#### The request:
Check every line for the word "жилищно" and state how many lines have it. Reply with the number alone.

Dataset entries:
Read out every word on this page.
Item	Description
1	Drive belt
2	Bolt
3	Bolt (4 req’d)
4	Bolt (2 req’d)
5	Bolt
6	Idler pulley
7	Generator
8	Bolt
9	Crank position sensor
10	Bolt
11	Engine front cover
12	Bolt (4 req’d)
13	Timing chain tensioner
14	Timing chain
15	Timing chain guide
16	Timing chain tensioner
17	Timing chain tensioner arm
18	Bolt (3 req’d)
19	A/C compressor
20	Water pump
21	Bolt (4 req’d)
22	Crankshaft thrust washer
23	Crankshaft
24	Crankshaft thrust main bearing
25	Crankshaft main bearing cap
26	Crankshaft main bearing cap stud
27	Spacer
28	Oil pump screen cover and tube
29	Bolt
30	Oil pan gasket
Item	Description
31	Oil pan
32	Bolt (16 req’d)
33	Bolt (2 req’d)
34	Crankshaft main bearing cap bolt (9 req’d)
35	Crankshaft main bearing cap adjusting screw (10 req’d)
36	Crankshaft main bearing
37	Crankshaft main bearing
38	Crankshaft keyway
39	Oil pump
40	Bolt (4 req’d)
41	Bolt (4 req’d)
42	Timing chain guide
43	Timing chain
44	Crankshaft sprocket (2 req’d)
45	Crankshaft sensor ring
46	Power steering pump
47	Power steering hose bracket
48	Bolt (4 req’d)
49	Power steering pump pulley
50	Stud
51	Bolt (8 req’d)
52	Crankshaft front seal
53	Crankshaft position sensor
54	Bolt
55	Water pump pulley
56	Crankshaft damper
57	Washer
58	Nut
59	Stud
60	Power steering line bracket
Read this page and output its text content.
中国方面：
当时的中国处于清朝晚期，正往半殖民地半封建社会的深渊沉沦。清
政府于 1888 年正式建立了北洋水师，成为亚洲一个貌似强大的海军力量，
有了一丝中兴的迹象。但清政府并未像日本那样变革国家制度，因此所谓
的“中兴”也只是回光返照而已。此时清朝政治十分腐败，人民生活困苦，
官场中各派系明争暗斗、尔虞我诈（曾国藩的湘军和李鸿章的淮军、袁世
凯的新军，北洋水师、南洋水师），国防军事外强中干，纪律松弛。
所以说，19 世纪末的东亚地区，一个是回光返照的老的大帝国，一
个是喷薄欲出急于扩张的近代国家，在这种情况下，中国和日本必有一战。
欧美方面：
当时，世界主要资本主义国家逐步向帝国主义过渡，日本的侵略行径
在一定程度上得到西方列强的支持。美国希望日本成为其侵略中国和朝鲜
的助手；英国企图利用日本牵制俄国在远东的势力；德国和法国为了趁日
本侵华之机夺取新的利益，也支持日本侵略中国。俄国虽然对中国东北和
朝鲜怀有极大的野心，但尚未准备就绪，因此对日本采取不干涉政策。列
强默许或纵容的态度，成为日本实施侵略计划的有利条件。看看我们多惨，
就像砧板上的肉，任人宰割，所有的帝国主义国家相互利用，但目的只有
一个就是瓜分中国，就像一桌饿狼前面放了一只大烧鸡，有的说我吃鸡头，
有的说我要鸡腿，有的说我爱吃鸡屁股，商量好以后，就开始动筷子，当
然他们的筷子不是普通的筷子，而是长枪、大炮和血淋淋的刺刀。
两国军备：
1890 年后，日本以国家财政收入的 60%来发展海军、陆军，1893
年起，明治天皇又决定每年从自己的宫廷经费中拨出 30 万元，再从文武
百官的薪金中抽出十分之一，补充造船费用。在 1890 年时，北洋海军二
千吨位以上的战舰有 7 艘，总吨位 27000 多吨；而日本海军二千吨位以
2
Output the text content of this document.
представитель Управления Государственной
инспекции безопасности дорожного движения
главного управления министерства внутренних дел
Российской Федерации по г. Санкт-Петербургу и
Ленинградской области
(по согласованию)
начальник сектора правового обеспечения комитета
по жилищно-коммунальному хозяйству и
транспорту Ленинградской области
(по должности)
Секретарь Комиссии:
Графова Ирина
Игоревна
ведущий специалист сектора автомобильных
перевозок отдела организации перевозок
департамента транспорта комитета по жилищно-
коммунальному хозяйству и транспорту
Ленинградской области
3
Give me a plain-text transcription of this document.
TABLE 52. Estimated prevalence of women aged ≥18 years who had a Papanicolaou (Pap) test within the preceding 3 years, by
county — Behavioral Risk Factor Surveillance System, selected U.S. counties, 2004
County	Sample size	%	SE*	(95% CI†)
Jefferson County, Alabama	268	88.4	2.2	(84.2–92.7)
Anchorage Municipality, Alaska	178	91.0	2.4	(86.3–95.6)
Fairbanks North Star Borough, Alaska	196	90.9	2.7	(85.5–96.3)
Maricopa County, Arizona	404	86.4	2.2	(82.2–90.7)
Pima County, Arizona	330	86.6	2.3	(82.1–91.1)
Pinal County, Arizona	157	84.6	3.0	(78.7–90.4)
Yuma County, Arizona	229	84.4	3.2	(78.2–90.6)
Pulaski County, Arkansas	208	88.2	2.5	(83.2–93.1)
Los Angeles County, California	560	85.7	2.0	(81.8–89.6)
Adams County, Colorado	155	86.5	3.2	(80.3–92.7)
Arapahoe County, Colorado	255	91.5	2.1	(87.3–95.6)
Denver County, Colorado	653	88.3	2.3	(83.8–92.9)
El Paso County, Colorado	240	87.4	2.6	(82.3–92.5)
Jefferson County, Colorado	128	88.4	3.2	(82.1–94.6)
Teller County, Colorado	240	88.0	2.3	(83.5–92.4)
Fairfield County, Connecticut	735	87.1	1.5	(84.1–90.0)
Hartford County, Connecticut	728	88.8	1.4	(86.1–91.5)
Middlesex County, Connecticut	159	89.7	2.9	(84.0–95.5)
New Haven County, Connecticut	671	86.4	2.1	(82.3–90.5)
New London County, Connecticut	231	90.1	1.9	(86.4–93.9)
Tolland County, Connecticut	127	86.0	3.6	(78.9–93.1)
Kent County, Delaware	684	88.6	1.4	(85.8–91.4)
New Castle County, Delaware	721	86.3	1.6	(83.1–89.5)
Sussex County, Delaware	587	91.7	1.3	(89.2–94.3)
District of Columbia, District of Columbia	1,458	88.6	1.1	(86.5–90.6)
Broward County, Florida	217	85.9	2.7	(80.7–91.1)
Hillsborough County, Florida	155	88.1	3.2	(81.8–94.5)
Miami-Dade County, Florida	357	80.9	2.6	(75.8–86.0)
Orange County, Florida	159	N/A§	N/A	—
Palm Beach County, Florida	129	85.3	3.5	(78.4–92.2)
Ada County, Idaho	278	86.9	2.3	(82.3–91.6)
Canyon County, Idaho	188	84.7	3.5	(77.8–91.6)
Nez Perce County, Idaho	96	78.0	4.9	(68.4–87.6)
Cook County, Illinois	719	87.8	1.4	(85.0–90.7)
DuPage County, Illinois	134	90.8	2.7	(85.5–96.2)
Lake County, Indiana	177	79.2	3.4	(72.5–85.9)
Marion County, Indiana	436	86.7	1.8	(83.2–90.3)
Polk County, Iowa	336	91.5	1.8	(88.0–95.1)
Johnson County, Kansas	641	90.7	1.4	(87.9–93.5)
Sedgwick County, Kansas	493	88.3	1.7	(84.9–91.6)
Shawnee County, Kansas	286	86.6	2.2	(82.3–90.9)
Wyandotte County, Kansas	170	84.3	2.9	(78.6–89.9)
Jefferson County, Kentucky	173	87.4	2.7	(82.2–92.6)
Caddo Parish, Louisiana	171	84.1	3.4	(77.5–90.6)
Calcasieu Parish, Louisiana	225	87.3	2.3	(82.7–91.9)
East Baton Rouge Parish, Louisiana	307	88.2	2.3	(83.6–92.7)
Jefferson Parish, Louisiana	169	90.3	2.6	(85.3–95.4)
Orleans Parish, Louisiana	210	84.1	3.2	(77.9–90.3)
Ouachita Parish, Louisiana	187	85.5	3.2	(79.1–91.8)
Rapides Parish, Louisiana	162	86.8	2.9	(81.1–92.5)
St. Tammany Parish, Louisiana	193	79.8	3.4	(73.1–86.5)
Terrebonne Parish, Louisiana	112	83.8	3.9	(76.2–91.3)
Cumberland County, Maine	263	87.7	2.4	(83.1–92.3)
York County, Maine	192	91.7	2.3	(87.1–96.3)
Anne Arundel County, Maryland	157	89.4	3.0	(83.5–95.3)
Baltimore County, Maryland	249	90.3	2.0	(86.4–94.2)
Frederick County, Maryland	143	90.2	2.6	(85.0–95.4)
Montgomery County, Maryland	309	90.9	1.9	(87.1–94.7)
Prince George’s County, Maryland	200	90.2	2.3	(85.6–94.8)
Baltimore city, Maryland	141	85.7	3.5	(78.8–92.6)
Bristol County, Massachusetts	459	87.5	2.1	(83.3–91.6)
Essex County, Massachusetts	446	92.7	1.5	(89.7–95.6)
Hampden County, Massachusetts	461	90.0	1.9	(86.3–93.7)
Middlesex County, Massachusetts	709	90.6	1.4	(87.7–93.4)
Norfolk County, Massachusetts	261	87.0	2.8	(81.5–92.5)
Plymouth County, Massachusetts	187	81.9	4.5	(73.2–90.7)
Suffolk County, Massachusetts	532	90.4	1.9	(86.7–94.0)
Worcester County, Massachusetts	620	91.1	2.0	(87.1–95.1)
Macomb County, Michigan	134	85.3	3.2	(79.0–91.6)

#### Correct response:
2